SET TASK — Search the material below for the word "this". Copy every line that has it.

Stored data entries:
* * * * * * *
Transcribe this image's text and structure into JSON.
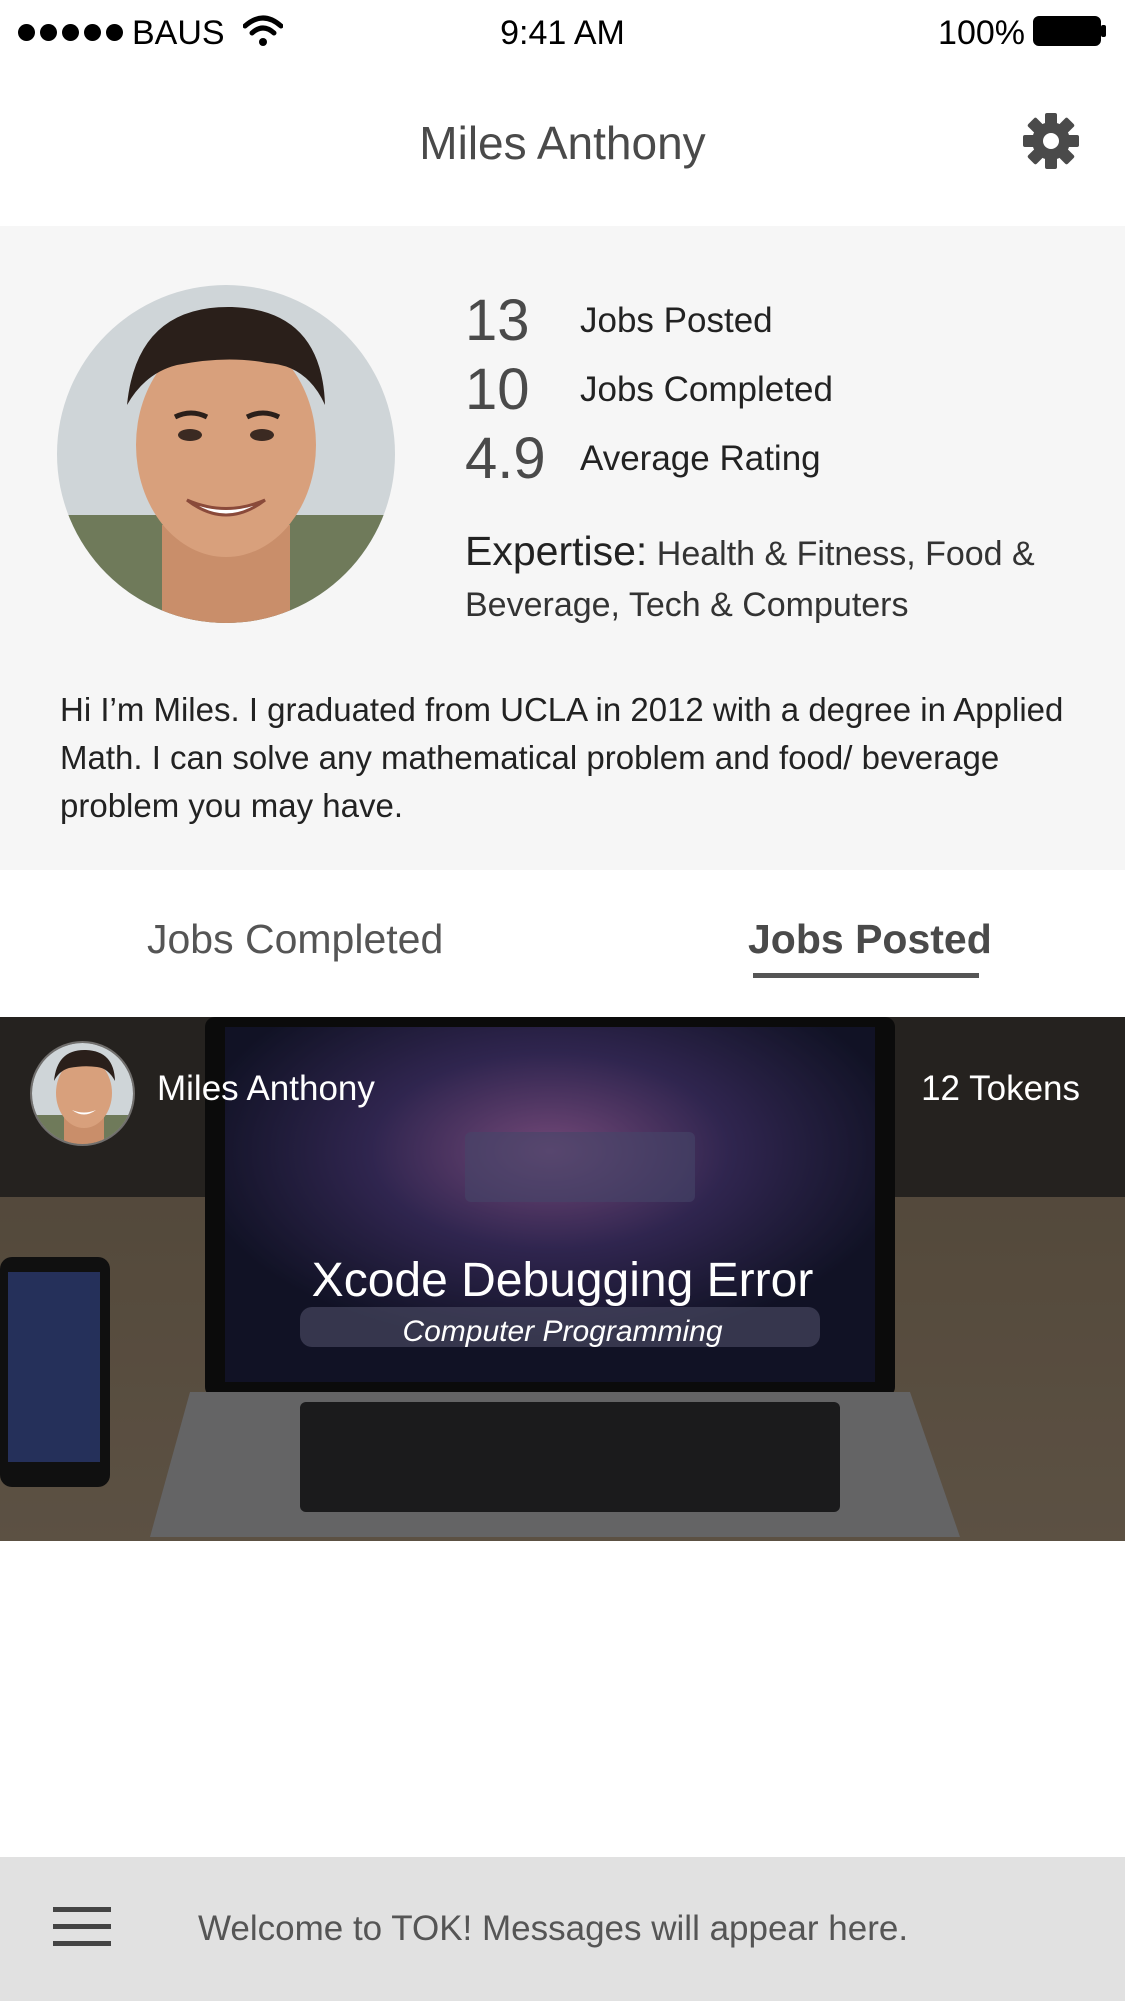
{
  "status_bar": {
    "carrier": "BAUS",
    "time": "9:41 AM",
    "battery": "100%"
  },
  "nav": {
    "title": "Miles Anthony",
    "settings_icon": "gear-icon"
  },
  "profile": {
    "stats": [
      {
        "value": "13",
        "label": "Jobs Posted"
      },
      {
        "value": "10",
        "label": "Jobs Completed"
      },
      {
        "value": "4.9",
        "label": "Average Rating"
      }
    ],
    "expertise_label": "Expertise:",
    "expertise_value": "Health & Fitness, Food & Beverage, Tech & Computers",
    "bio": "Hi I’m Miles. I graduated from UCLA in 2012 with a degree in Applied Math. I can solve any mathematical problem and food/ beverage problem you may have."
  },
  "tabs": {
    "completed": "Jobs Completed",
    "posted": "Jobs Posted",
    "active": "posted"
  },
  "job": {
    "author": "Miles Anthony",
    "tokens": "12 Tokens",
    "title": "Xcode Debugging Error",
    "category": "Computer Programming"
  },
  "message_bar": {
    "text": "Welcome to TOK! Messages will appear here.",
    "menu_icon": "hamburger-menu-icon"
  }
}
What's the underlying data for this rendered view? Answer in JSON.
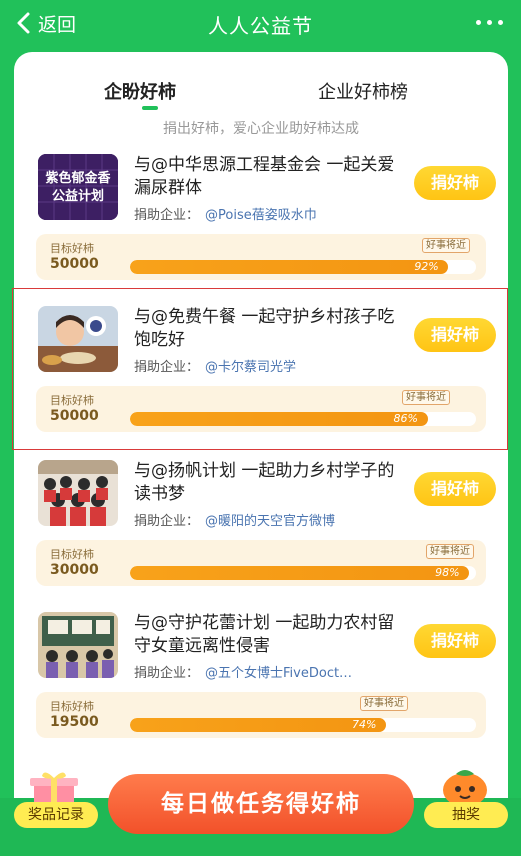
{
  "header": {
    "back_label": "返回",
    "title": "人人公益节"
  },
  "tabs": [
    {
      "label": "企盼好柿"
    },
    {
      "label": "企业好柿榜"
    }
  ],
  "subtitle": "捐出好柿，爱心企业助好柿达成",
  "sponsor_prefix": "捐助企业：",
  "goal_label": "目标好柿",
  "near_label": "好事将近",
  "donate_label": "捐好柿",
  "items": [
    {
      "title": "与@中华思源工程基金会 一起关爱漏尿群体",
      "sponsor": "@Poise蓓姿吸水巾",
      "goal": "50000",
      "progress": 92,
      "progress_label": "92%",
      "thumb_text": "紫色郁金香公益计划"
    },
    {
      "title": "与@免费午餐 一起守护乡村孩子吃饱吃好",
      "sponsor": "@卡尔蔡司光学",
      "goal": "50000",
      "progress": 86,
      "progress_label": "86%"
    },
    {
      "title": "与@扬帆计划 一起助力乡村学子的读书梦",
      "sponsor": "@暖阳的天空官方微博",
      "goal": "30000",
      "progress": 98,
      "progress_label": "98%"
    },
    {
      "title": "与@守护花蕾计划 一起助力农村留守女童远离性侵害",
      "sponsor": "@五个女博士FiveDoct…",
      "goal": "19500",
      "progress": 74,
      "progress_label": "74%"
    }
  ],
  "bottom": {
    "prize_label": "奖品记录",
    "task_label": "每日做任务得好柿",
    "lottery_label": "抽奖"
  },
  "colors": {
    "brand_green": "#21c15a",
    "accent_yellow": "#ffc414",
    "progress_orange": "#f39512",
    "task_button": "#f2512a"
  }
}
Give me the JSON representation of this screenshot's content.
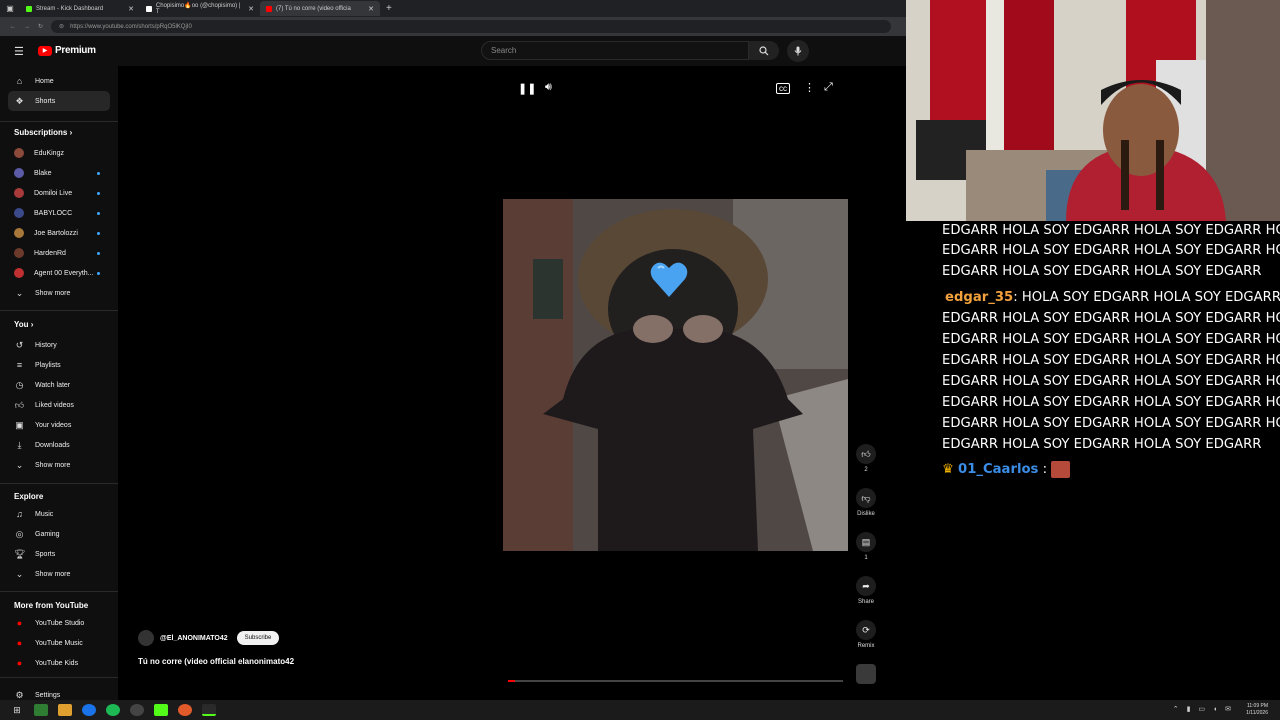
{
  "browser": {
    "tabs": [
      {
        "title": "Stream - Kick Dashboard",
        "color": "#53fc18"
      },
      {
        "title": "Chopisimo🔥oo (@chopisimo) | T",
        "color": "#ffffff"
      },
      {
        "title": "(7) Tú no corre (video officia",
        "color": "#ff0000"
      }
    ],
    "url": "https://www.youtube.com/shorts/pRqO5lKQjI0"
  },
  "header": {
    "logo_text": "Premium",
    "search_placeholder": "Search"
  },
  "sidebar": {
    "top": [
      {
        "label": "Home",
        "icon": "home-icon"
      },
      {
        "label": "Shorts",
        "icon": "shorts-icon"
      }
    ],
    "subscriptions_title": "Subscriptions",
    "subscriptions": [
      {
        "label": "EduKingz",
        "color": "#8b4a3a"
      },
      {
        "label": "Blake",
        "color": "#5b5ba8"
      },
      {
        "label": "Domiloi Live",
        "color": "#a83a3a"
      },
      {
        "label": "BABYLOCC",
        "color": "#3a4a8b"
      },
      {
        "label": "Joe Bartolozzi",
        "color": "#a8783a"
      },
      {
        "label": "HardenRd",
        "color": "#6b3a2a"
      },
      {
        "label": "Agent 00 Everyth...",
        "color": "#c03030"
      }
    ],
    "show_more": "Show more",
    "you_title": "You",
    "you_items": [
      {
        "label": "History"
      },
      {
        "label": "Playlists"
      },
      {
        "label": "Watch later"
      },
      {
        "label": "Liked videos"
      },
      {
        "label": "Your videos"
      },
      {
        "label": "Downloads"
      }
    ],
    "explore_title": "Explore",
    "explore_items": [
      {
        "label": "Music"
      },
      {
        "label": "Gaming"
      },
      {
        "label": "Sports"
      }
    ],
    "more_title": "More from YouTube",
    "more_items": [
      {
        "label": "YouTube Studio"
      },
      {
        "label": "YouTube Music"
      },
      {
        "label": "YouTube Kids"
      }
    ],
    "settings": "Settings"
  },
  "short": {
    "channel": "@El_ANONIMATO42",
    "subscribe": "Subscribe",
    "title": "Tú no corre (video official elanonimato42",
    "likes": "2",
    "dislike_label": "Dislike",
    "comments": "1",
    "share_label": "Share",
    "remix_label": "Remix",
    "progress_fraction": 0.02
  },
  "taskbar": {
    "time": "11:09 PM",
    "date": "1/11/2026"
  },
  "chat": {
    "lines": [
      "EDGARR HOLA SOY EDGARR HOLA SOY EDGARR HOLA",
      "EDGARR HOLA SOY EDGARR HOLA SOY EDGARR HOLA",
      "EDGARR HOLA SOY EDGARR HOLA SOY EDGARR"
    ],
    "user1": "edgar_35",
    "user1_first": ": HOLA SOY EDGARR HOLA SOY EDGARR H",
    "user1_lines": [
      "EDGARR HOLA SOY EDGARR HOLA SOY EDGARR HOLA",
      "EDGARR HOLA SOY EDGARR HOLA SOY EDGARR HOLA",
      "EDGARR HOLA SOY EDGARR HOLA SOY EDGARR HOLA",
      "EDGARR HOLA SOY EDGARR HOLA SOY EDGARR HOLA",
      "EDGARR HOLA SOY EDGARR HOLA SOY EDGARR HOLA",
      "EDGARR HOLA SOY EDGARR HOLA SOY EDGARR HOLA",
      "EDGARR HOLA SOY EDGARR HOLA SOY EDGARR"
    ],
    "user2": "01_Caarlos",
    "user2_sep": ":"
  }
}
* * * * * * *
WRITTEN RESPONSE —
Transcribe this image's text and structure into JSON.
What's the underlying data for this rendered view? Answer in JSON.
Give me the JSON representation of this screenshot's content.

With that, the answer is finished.